==== Provided data

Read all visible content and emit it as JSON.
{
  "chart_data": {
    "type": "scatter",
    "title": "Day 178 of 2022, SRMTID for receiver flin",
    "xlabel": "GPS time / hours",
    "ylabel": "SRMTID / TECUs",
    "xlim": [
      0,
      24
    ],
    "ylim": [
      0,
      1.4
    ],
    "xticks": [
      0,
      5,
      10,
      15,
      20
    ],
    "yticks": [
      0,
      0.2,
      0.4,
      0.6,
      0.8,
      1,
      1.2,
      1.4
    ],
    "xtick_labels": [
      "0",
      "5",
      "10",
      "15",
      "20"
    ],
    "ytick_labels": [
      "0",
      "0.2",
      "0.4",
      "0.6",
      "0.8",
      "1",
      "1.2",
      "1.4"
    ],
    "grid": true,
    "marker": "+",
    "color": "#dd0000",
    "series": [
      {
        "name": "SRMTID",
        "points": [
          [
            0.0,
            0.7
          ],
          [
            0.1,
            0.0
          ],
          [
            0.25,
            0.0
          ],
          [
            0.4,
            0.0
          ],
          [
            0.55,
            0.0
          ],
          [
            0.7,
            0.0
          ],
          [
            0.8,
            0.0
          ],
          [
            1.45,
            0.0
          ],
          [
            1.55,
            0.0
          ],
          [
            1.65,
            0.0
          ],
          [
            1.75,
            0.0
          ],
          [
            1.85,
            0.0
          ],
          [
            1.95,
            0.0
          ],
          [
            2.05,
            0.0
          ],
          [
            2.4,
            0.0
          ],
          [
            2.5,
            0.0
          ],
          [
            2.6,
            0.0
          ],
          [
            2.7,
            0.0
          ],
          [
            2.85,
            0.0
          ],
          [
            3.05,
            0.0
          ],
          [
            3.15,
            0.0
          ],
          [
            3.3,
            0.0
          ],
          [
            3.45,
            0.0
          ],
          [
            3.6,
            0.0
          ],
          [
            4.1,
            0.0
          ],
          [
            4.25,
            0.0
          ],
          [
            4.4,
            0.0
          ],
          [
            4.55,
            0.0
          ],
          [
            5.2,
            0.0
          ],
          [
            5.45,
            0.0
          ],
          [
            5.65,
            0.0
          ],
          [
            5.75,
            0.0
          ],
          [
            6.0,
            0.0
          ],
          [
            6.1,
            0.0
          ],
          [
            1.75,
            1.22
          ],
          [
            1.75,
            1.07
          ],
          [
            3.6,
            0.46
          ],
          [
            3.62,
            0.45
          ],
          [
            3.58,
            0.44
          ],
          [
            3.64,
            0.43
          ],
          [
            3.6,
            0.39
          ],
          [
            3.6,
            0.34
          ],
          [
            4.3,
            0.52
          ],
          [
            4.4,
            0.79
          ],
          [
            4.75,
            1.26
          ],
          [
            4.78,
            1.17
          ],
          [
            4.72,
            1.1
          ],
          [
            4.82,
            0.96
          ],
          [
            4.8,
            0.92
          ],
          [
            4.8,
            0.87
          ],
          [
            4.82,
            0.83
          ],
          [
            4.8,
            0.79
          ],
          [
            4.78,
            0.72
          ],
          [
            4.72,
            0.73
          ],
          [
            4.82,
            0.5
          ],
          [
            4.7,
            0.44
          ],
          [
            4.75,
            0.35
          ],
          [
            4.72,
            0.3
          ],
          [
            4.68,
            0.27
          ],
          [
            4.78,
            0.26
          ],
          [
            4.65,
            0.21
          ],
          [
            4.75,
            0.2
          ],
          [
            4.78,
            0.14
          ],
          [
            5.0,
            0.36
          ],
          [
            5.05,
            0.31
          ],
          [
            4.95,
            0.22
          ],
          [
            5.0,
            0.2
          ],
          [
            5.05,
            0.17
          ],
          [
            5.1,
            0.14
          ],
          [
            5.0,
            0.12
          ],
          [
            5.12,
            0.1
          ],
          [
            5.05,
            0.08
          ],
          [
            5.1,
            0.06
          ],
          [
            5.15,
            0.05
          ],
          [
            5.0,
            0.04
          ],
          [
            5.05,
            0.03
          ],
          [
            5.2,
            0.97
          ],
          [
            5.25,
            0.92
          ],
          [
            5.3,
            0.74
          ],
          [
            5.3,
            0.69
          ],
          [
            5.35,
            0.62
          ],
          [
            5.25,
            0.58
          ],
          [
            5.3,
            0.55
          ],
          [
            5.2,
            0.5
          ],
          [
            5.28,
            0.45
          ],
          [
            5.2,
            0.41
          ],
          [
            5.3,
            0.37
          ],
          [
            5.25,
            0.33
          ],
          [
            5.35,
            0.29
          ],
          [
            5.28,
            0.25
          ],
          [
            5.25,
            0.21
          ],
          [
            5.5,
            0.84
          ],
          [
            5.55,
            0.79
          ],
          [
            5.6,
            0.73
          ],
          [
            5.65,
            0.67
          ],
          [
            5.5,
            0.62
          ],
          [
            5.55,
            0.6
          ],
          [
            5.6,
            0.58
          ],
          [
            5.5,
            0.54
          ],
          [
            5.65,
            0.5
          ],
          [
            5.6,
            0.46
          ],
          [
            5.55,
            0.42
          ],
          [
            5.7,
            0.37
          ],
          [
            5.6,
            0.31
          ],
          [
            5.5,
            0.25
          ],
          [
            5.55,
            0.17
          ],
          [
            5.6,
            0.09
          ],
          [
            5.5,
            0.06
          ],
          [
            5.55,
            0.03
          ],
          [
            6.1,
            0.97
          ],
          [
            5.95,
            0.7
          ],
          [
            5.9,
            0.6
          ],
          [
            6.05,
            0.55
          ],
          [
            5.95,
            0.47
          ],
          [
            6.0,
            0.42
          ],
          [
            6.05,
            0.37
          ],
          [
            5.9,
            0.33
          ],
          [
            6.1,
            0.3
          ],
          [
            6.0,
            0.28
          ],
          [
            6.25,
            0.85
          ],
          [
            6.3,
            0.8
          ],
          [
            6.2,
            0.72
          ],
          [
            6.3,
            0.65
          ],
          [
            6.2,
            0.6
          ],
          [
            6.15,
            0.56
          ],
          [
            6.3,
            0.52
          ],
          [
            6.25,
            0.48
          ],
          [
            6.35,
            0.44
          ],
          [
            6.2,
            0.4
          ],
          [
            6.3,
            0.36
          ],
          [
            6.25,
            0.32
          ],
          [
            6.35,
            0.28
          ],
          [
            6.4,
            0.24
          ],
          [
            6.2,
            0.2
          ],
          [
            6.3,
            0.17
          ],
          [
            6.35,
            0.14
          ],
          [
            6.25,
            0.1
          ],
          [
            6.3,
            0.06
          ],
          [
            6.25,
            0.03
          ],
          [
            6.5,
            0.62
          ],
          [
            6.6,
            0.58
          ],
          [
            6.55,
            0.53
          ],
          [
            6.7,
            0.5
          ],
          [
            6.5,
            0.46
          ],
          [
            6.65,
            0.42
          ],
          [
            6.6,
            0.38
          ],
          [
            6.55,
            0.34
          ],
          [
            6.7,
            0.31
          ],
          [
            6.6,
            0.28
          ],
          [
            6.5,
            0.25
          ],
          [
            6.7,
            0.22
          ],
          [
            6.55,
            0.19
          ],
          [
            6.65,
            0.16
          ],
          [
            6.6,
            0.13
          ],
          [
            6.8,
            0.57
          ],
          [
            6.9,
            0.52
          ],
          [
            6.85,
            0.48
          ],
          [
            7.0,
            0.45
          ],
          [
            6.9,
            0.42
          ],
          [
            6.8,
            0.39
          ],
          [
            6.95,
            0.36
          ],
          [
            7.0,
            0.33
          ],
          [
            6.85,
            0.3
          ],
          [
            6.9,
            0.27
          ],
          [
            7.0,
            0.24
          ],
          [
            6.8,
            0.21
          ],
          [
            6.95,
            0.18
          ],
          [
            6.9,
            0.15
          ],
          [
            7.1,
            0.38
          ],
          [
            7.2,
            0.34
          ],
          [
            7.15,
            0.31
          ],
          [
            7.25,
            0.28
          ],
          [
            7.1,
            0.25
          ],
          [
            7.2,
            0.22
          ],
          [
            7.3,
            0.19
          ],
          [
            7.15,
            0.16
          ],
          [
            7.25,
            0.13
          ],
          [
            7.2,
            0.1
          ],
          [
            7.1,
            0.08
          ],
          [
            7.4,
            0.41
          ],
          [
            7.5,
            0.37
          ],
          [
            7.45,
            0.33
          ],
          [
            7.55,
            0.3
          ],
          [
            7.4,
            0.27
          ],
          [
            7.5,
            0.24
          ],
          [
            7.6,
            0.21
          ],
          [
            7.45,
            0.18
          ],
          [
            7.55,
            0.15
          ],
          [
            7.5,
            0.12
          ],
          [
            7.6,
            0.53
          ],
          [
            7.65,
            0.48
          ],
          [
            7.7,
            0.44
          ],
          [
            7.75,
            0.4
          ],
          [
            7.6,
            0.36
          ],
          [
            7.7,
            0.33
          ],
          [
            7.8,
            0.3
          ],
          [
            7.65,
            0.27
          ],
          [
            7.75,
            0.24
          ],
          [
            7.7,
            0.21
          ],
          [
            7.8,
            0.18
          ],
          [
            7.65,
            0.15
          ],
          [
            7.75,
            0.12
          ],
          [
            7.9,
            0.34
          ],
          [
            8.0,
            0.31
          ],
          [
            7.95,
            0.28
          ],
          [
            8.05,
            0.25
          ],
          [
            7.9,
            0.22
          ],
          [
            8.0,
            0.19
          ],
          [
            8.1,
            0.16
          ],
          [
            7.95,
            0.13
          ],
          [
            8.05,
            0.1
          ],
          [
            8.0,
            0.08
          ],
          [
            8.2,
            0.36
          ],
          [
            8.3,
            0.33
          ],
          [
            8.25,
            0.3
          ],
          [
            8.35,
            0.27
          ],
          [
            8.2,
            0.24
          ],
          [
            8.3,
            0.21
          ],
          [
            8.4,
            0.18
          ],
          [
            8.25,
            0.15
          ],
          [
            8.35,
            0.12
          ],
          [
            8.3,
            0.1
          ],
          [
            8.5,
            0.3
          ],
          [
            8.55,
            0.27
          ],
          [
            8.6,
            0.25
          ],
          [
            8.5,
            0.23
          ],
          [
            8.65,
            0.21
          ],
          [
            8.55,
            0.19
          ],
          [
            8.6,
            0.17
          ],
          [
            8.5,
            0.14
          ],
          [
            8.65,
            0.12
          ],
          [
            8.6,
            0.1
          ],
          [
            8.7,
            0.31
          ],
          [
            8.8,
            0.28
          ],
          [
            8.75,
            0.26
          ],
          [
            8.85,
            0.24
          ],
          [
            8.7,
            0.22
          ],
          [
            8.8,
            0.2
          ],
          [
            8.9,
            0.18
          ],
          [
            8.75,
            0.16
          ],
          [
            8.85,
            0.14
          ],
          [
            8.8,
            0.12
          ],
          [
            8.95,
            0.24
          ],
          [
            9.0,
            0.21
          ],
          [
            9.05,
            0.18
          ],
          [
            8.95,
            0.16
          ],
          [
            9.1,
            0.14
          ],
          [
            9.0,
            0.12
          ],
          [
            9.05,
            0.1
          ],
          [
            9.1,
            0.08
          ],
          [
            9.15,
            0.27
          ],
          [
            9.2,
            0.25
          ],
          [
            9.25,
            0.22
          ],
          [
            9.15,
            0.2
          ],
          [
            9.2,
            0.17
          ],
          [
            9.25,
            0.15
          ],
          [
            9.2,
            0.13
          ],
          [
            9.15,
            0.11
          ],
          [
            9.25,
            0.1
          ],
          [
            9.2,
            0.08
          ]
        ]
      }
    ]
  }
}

========

(Given task) Go through the material and copy out every line with "SRMTID" in it.

(Result of this task)
    "title": "Day 178 of 2022, SRMTID for receiver flin",
    "ylabel": "SRMTID / TECUs",
        "name": "SRMTID",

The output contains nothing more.